• Given exercise: Write out each of the rows below as a numbered list, leaving out blank lines.

• Task data:
====================
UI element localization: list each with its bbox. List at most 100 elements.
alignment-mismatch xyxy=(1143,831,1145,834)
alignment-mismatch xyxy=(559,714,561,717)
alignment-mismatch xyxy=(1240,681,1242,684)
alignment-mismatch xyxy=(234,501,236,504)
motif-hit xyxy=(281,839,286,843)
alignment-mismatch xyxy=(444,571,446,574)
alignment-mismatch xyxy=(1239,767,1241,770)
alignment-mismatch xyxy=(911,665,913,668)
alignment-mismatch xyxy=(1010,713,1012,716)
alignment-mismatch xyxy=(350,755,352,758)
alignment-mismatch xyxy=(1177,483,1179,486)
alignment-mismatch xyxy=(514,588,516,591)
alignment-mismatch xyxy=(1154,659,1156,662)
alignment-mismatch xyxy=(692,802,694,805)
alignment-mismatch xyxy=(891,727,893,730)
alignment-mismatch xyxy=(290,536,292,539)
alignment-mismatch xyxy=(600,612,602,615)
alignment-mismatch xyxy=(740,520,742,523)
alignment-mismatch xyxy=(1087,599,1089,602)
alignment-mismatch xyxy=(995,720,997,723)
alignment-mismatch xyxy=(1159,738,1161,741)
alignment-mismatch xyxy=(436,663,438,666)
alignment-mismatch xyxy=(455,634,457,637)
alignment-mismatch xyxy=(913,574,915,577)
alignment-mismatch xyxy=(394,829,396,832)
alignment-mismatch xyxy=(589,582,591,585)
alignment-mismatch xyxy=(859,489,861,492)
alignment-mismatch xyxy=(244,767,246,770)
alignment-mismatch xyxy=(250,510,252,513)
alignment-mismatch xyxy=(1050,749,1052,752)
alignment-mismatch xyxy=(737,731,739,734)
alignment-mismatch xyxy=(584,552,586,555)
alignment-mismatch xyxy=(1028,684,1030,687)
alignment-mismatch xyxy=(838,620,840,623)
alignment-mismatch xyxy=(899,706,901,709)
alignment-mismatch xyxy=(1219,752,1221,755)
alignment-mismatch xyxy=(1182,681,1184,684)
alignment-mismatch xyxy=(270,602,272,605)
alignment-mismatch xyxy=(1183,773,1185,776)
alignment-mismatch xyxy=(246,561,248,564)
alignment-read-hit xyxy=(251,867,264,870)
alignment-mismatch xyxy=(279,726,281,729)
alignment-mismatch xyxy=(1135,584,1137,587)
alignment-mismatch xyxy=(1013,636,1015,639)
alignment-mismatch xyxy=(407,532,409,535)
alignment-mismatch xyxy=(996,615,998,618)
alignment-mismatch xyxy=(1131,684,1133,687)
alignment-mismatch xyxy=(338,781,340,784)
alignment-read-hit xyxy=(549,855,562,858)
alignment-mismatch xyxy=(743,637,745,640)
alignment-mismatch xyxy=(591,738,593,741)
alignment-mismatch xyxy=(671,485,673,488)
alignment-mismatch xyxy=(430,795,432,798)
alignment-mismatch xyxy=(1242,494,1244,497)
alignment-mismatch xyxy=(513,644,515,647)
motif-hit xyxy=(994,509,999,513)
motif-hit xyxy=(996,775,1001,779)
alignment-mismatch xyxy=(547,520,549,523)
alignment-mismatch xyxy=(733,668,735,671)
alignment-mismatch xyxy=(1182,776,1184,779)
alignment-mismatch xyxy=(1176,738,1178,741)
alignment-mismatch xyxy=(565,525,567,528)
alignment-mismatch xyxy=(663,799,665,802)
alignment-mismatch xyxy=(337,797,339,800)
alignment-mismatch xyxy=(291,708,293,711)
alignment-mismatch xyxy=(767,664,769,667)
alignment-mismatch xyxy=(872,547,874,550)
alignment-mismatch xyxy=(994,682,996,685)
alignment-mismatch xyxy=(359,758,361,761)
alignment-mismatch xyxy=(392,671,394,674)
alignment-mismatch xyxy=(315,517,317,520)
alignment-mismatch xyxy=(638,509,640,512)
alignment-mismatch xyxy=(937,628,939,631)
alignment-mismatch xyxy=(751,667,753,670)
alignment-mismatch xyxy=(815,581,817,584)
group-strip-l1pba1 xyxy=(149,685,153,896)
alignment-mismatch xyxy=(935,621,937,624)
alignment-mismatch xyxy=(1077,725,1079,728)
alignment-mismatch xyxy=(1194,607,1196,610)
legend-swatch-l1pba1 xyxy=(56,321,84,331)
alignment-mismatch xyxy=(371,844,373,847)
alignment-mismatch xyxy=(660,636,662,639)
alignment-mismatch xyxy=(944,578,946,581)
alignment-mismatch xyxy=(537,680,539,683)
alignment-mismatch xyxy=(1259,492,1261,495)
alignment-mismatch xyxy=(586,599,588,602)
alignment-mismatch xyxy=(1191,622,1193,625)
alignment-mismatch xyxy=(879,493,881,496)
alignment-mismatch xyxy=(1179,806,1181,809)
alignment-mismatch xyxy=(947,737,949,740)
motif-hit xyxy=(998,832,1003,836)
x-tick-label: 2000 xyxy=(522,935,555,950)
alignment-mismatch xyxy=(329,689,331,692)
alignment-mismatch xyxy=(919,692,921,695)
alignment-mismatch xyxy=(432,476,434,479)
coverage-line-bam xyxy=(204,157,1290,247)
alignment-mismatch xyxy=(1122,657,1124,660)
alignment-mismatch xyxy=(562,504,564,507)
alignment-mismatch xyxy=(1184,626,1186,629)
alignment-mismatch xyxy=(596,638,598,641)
====================
• Worked answer:
1. UI element localization: list each with its bbox. List at most 100 elements.
2. alignment-mismatch xyxy=(1143,831,1145,834)
3. alignment-mismatch xyxy=(559,714,561,717)
4. alignment-mismatch xyxy=(1240,681,1242,684)
5. alignment-mismatch xyxy=(234,501,236,504)
6. motif-hit xyxy=(281,839,286,843)
7. alignment-mismatch xyxy=(444,571,446,574)
8. alignment-mismatch xyxy=(1239,767,1241,770)
9. alignment-mismatch xyxy=(911,665,913,668)
10. alignment-mismatch xyxy=(1010,713,1012,716)
11. alignment-mismatch xyxy=(350,755,352,758)
12. alignment-mismatch xyxy=(1177,483,1179,486)
13. alignment-mismatch xyxy=(514,588,516,591)
14. alignment-mismatch xyxy=(1154,659,1156,662)
15. alignment-mismatch xyxy=(692,802,694,805)
16. alignment-mismatch xyxy=(891,727,893,730)
17. alignment-mismatch xyxy=(290,536,292,539)
18. alignment-mismatch xyxy=(600,612,602,615)
19. alignment-mismatch xyxy=(740,520,742,523)
20. alignment-mismatch xyxy=(1087,599,1089,602)
21. alignment-mismatch xyxy=(995,720,997,723)
22. alignment-mismatch xyxy=(1159,738,1161,741)
23. alignment-mismatch xyxy=(436,663,438,666)
24. alignment-mismatch xyxy=(455,634,457,637)
25. alignment-mismatch xyxy=(913,574,915,577)
26. alignment-mismatch xyxy=(394,829,396,832)
27. alignment-mismatch xyxy=(589,582,591,585)
28. alignment-mismatch xyxy=(859,489,861,492)
29. alignment-mismatch xyxy=(244,767,246,770)
30. alignment-mismatch xyxy=(250,510,252,513)
31. alignment-mismatch xyxy=(1050,749,1052,752)
32. alignment-mismatch xyxy=(737,731,739,734)
33. alignment-mismatch xyxy=(584,552,586,555)
34. alignment-mismatch xyxy=(1028,684,1030,687)
35. alignment-mismatch xyxy=(838,620,840,623)
36. alignment-mismatch xyxy=(899,706,901,709)
37. alignment-mismatch xyxy=(1219,752,1221,755)
38. alignment-mismatch xyxy=(1182,681,1184,684)
39. alignment-mismatch xyxy=(270,602,272,605)
40. alignment-mismatch xyxy=(1183,773,1185,776)
41. alignment-mismatch xyxy=(246,561,248,564)
42. alignment-read-hit xyxy=(251,867,264,870)
43. alignment-mismatch xyxy=(279,726,281,729)
44. alignment-mismatch xyxy=(1135,584,1137,587)
45. alignment-mismatch xyxy=(1013,636,1015,639)
46. alignment-mismatch xyxy=(407,532,409,535)
47. alignment-mismatch xyxy=(996,615,998,618)
48. alignment-mismatch xyxy=(1131,684,1133,687)
49. alignment-mismatch xyxy=(338,781,340,784)
50. alignment-read-hit xyxy=(549,855,562,858)
51. alignment-mismatch xyxy=(743,637,745,640)
52. alignment-mismatch xyxy=(591,738,593,741)
53. alignment-mismatch xyxy=(671,485,673,488)
54. alignment-mismatch xyxy=(430,795,432,798)
55. alignment-mismatch xyxy=(1242,494,1244,497)
56. alignment-mismatch xyxy=(513,644,515,647)
57. motif-hit xyxy=(994,509,999,513)
58. motif-hit xyxy=(996,775,1001,779)
59. alignment-mismatch xyxy=(547,520,549,523)
60. alignment-mismatch xyxy=(733,668,735,671)
61. alignment-mismatch xyxy=(1182,776,1184,779)
62. alignment-mismatch xyxy=(1176,738,1178,741)
63. alignment-mismatch xyxy=(565,525,567,528)
64. alignment-mismatch xyxy=(663,799,665,802)
65. alignment-mismatch xyxy=(337,797,339,800)
66. alignment-mismatch xyxy=(291,708,293,711)
67. alignment-mismatch xyxy=(767,664,769,667)
68. alignment-mismatch xyxy=(872,547,874,550)
69. alignment-mismatch xyxy=(994,682,996,685)
70. alignment-mismatch xyxy=(359,758,361,761)
71. alignment-mismatch xyxy=(392,671,394,674)
72. alignment-mismatch xyxy=(315,517,317,520)
73. alignment-mismatch xyxy=(638,509,640,512)
74. alignment-mismatch xyxy=(937,628,939,631)
75. alignment-mismatch xyxy=(751,667,753,670)
76. alignment-mismatch xyxy=(815,581,817,584)
77. group-strip-l1pba1 xyxy=(149,685,153,896)
78. alignment-mismatch xyxy=(935,621,937,624)
79. alignment-mismatch xyxy=(1077,725,1079,728)
80. alignment-mismatch xyxy=(1194,607,1196,610)
81. legend-swatch-l1pba1 xyxy=(56,321,84,331)
82. alignment-mismatch xyxy=(371,844,373,847)
83. alignment-mismatch xyxy=(660,636,662,639)
84. alignment-mismatch xyxy=(944,578,946,581)
85. alignment-mismatch xyxy=(537,680,539,683)
86. alignment-mismatch xyxy=(1259,492,1261,495)
87. alignment-mismatch xyxy=(586,599,588,602)
88. alignment-mismatch xyxy=(1191,622,1193,625)
89. alignment-mismatch xyxy=(879,493,881,496)
90. alignment-mismatch xyxy=(1179,806,1181,809)
91. alignment-mismatch xyxy=(947,737,949,740)
92. motif-hit xyxy=(998,832,1003,836)
93. x-tick-label: 2000 xyxy=(522,935,555,950)
94. alignment-mismatch xyxy=(329,689,331,692)
95. alignment-mismatch xyxy=(919,692,921,695)
96. alignment-mismatch xyxy=(432,476,434,479)
97. coverage-line-bam xyxy=(204,157,1290,247)
98. alignment-mismatch xyxy=(1122,657,1124,660)
99. alignment-mismatch xyxy=(562,504,564,507)
100. alignment-mismatch xyxy=(1184,626,1186,629)
101. alignment-mismatch xyxy=(596,638,598,641)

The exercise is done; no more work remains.